The request:
Keep the pictures out and restate every record exactly.
-=-=-=-=-
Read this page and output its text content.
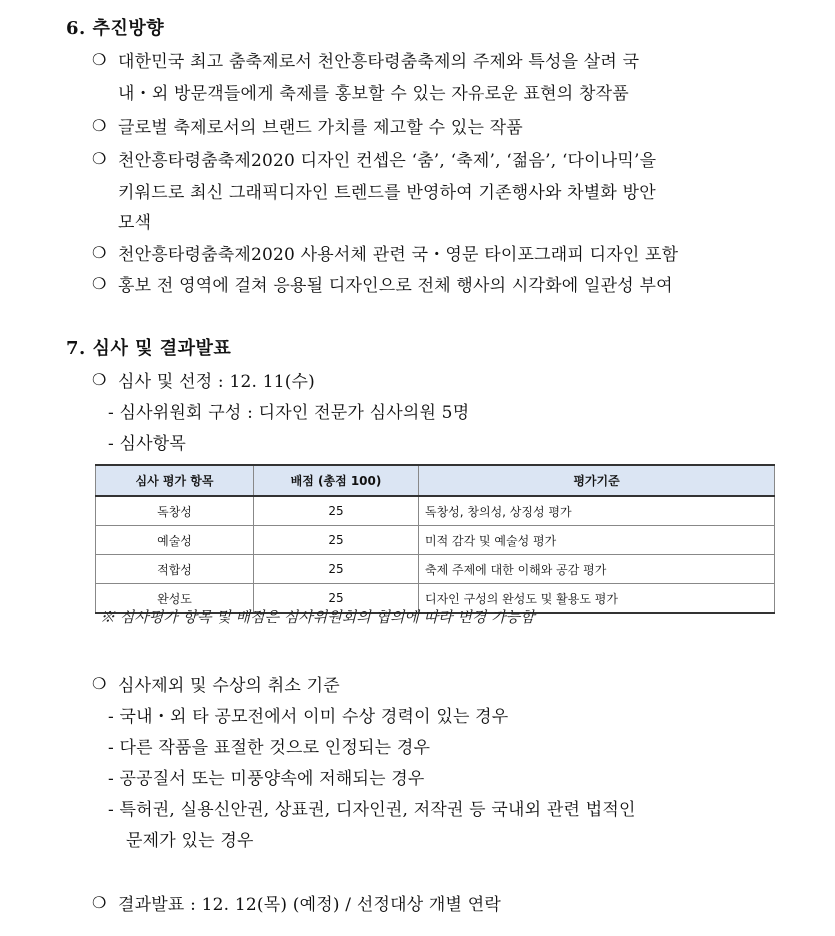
6. 추진방향
❍ 대한민국 최고 춤축제로서 천안흥타령춤축제의 주제와 특성을 살려 국
내・외 방문객들에게 축제를 홍보할 수 있는 자유로운 표현의 창작품
❍ 글로벌 축제로서의 브랜드 가치를 제고할 수 있는 작품
❍ 천안흥타령춤축제2020 디자인 컨셉은 ‘춤’, ‘축제’, ‘젊음’, ‘다이나믹’을
키워드로 최신 그래픽디자인 트렌드를 반영하여 기존행사와 차별화 방안
모색
❍ 천안흥타령춤축제2020 사용서체 관련 국・영문 타이포그래피 디자인 포함
❍ 홍보 전 영역에 걸쳐 응용될 디자인으로 전체 행사의 시각화에 일관성 부여
7. 심사 및 결과발표
❍ 심사 및 선정 : 12. 11(수)
- 심사위원회 구성 : 디자인 전문가 심사의원 5명
- 심사항목
심사 평가 항목	배점 (총점 100)	평가기준
독창성	25	독창성, 창의성, 상징성 평가
예술성	25	미적 감각 및 예술성 평가
적합성	25	축제 주제에 대한 이해와 공감 평가
완성도	25	디자인 구성의 완성도 및 활용도 평가
※ 심사평가 항목 및 배점은 심사위원회의 협의에 따라 변경 가능함
❍ 심사제외 및 수상의 취소 기준
- 국내・외 타 공모전에서 이미 수상 경력이 있는 경우
- 다른 작품을 표절한 것으로 인정되는 경우
- 공공질서 또는 미풍양속에 저해되는 경우
- 특허권, 실용신안권, 상표권, 디자인권, 저작권 등 국내외 관련 법적인
문제가 있는 경우
❍ 결과발표 : 12. 12(목) (예정) / 선정대상 개별 연락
-=-=-=-=-
Correct result:
Read this page and output its text content.
6. 추진방향
❍ 대한민국 최고 춤축제로서 천안흥타령춤축제의 주제와 특성을 살려 국
내・외 방문객들에게 축제를 홍보할 수 있는 자유로운 표현의 창작품
❍ 글로벌 축제로서의 브랜드 가치를 제고할 수 있는 작품
❍ 천안흥타령춤축제2020 디자인 컨셉은 ‘춤’, ‘축제’, ‘젊음’, ‘다이나믹’을
키워드로 최신 그래픽디자인 트렌드를 반영하여 기존행사와 차별화 방안
모색
❍ 천안흥타령춤축제2020 사용서체 관련 국・영문 타이포그래피 디자인 포함
❍ 홍보 전 영역에 걸쳐 응용될 디자인으로 전체 행사의 시각화에 일관성 부여
7. 심사 및 결과발표
❍ 심사 및 선정 : 12. 11(수)
- 심사위원회 구성 : 디자인 전문가 심사의원 5명
- 심사항목
심사 평가 항목	배점 (총점 100)	평가기준
독창성	25	독창성, 창의성, 상징성 평가
예술성	25	미적 감각 및 예술성 평가
적합성	25	축제 주제에 대한 이해와 공감 평가
완성도	25	디자인 구성의 완성도 및 활용도 평가
※ 심사평가 항목 및 배점은 심사위원회의 협의에 따라 변경 가능함
❍ 심사제외 및 수상의 취소 기준
- 국내・외 타 공모전에서 이미 수상 경력이 있는 경우
- 다른 작품을 표절한 것으로 인정되는 경우
- 공공질서 또는 미풍양속에 저해되는 경우
- 특허권, 실용신안권, 상표권, 디자인권, 저작권 등 국내외 관련 법적인
문제가 있는 경우
❍ 결과발표 : 12. 12(목) (예정) / 선정대상 개별 연락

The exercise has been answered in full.